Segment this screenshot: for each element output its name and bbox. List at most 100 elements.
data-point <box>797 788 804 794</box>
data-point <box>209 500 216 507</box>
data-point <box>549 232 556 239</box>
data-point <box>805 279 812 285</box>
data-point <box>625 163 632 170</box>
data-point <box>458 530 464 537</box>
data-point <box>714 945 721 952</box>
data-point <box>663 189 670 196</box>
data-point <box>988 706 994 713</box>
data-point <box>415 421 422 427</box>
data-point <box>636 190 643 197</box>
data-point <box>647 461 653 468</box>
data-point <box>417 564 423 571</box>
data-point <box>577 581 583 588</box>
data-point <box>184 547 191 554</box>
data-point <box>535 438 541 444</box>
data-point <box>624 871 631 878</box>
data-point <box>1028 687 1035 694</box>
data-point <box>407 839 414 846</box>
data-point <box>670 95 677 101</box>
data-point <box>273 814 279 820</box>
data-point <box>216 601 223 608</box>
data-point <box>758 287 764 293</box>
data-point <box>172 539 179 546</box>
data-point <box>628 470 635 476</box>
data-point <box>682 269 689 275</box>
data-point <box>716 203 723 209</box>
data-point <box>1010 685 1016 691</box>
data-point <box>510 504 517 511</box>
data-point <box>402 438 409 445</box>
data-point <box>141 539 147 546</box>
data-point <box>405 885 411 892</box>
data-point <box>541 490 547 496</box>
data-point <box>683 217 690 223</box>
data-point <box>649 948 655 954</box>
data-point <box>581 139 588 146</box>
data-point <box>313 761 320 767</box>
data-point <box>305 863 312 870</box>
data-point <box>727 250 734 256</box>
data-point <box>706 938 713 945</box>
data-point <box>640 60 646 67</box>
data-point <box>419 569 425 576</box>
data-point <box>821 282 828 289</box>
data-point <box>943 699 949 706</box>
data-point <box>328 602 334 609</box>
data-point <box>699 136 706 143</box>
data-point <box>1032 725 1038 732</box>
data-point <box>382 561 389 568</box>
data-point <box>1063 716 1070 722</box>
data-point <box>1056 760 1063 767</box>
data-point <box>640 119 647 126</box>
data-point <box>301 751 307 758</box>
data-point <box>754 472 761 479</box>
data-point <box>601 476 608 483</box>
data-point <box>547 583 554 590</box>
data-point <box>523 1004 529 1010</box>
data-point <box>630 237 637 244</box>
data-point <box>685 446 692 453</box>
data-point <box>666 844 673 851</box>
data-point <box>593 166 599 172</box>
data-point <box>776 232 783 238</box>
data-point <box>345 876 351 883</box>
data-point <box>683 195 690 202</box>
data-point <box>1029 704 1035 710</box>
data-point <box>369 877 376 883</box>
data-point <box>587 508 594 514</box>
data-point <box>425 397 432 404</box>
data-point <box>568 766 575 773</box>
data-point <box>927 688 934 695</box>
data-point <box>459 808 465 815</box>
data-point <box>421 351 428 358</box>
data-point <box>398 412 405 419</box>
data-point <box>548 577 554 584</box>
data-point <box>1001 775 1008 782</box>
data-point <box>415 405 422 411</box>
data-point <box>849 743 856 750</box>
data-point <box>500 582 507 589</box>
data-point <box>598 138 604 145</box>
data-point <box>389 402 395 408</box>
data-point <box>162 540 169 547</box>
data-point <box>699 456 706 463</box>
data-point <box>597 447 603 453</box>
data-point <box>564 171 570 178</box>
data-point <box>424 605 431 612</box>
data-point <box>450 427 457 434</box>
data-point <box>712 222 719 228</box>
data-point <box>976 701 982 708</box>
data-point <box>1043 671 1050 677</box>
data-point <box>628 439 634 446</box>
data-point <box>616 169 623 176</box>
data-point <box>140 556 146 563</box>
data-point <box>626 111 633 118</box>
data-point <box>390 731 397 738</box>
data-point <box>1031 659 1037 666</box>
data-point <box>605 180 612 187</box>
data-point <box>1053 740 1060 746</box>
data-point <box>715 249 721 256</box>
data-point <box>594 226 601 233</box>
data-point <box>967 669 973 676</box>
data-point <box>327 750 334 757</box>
_ _ _ _ _
*The request:* Print all of the material above again, line for line, without changing a single character.

*Expected answer:*
Segment this screenshot: for each element output its name and bbox. List at most 100 elements.
data-point <box>797 788 804 794</box>
data-point <box>209 500 216 507</box>
data-point <box>549 232 556 239</box>
data-point <box>805 279 812 285</box>
data-point <box>625 163 632 170</box>
data-point <box>458 530 464 537</box>
data-point <box>714 945 721 952</box>
data-point <box>663 189 670 196</box>
data-point <box>988 706 994 713</box>
data-point <box>415 421 422 427</box>
data-point <box>636 190 643 197</box>
data-point <box>647 461 653 468</box>
data-point <box>417 564 423 571</box>
data-point <box>577 581 583 588</box>
data-point <box>184 547 191 554</box>
data-point <box>535 438 541 444</box>
data-point <box>624 871 631 878</box>
data-point <box>1028 687 1035 694</box>
data-point <box>407 839 414 846</box>
data-point <box>670 95 677 101</box>
data-point <box>273 814 279 820</box>
data-point <box>216 601 223 608</box>
data-point <box>758 287 764 293</box>
data-point <box>172 539 179 546</box>
data-point <box>628 470 635 476</box>
data-point <box>682 269 689 275</box>
data-point <box>716 203 723 209</box>
data-point <box>1010 685 1016 691</box>
data-point <box>510 504 517 511</box>
data-point <box>402 438 409 445</box>
data-point <box>141 539 147 546</box>
data-point <box>405 885 411 892</box>
data-point <box>541 490 547 496</box>
data-point <box>683 217 690 223</box>
data-point <box>649 948 655 954</box>
data-point <box>581 139 588 146</box>
data-point <box>313 761 320 767</box>
data-point <box>305 863 312 870</box>
data-point <box>727 250 734 256</box>
data-point <box>706 938 713 945</box>
data-point <box>640 60 646 67</box>
data-point <box>419 569 425 576</box>
data-point <box>821 282 828 289</box>
data-point <box>943 699 949 706</box>
data-point <box>328 602 334 609</box>
data-point <box>699 136 706 143</box>
data-point <box>1032 725 1038 732</box>
data-point <box>382 561 389 568</box>
data-point <box>1063 716 1070 722</box>
data-point <box>1056 760 1063 767</box>
data-point <box>640 119 647 126</box>
data-point <box>301 751 307 758</box>
data-point <box>754 472 761 479</box>
data-point <box>601 476 608 483</box>
data-point <box>547 583 554 590</box>
data-point <box>523 1004 529 1010</box>
data-point <box>630 237 637 244</box>
data-point <box>685 446 692 453</box>
data-point <box>666 844 673 851</box>
data-point <box>593 166 599 172</box>
data-point <box>776 232 783 238</box>
data-point <box>345 876 351 883</box>
data-point <box>683 195 690 202</box>
data-point <box>1029 704 1035 710</box>
data-point <box>369 877 376 883</box>
data-point <box>587 508 594 514</box>
data-point <box>425 397 432 404</box>
data-point <box>568 766 575 773</box>
data-point <box>927 688 934 695</box>
data-point <box>459 808 465 815</box>
data-point <box>421 351 428 358</box>
data-point <box>398 412 405 419</box>
data-point <box>548 577 554 584</box>
data-point <box>1001 775 1008 782</box>
data-point <box>415 405 422 411</box>
data-point <box>849 743 856 750</box>
data-point <box>500 582 507 589</box>
data-point <box>598 138 604 145</box>
data-point <box>389 402 395 408</box>
data-point <box>162 540 169 547</box>
data-point <box>699 456 706 463</box>
data-point <box>597 447 603 453</box>
data-point <box>564 171 570 178</box>
data-point <box>424 605 431 612</box>
data-point <box>450 427 457 434</box>
data-point <box>712 222 719 228</box>
data-point <box>976 701 982 708</box>
data-point <box>1043 671 1050 677</box>
data-point <box>628 439 634 446</box>
data-point <box>616 169 623 176</box>
data-point <box>140 556 146 563</box>
data-point <box>626 111 633 118</box>
data-point <box>390 731 397 738</box>
data-point <box>1031 659 1037 666</box>
data-point <box>605 180 612 187</box>
data-point <box>1053 740 1060 746</box>
data-point <box>715 249 721 256</box>
data-point <box>594 226 601 233</box>
data-point <box>967 669 973 676</box>
data-point <box>327 750 334 757</box>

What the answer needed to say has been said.